* Short exercise *
Copy out, from the entries below, each line holding the string "Spots".

---*---

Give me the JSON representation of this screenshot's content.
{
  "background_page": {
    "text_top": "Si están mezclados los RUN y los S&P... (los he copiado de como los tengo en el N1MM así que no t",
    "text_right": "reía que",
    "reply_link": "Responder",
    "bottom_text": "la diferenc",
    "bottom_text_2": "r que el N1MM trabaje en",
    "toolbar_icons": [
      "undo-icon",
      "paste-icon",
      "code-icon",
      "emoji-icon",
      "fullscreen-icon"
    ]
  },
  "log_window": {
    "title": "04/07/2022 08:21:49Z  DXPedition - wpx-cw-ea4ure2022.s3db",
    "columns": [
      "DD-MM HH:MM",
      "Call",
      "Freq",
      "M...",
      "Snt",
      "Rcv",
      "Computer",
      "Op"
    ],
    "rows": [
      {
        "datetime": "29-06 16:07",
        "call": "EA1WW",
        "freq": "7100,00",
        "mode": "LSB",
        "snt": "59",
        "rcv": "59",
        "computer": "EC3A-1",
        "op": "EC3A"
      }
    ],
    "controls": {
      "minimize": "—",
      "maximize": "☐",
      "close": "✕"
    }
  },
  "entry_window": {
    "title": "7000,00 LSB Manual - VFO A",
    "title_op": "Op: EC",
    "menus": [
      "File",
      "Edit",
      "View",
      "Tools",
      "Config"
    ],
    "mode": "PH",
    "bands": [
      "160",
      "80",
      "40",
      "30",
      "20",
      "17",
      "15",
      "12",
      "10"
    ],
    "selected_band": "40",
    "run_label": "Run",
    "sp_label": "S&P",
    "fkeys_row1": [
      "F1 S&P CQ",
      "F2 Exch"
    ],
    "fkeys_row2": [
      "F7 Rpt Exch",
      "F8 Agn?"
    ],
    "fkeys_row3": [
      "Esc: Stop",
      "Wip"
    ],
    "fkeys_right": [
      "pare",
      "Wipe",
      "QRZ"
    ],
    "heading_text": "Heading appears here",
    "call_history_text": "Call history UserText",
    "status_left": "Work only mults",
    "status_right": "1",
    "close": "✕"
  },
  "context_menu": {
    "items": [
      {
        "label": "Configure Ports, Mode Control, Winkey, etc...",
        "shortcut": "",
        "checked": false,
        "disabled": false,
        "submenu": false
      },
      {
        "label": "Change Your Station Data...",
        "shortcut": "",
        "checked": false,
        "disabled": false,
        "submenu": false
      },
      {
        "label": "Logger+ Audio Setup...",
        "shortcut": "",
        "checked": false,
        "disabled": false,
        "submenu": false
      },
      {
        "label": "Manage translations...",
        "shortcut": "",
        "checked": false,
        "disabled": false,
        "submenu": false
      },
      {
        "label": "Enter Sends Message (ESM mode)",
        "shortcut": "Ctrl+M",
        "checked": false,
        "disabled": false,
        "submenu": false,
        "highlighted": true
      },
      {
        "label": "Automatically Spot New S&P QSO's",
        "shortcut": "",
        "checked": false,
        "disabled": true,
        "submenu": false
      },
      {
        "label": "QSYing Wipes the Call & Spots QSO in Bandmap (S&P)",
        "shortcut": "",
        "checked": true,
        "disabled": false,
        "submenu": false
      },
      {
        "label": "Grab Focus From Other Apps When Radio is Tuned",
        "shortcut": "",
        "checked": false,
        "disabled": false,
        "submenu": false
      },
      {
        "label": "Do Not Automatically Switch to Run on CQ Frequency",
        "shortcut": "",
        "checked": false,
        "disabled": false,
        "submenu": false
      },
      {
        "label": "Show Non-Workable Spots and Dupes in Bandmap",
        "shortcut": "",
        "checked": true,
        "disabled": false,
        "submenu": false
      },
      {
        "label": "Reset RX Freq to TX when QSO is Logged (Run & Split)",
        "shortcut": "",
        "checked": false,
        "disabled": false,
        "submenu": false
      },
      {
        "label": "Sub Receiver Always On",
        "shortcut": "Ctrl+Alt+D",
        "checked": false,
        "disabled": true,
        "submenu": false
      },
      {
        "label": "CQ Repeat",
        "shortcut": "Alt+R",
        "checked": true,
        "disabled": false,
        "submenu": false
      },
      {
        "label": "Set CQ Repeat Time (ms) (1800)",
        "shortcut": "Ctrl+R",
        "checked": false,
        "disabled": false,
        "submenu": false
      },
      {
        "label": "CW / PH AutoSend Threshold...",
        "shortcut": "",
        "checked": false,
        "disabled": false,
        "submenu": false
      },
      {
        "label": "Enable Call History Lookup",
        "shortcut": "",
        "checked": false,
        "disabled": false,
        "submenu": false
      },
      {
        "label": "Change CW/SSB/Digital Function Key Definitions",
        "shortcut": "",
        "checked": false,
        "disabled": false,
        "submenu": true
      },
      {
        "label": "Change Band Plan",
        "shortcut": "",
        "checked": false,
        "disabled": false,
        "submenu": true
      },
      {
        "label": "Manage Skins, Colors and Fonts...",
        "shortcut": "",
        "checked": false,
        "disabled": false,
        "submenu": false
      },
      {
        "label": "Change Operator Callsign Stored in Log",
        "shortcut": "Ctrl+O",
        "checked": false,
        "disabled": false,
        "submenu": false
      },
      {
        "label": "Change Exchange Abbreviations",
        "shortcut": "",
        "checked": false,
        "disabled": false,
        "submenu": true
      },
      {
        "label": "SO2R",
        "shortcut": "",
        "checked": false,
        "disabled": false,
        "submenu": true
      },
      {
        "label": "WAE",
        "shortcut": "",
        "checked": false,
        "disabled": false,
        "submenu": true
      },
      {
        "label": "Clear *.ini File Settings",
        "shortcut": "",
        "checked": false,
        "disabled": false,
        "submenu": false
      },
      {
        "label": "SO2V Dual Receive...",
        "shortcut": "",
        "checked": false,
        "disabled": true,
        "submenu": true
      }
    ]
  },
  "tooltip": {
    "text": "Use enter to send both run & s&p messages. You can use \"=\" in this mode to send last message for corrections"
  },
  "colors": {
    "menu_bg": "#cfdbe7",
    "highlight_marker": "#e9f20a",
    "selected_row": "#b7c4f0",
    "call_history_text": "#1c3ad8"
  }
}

---*---

* Solution to the problem *
        "label": "QSYing Wipes the Call & Spots QSO in Bandmap (S&P)",
        "label": "Show Non-Workable Spots and Dupes in Bandmap",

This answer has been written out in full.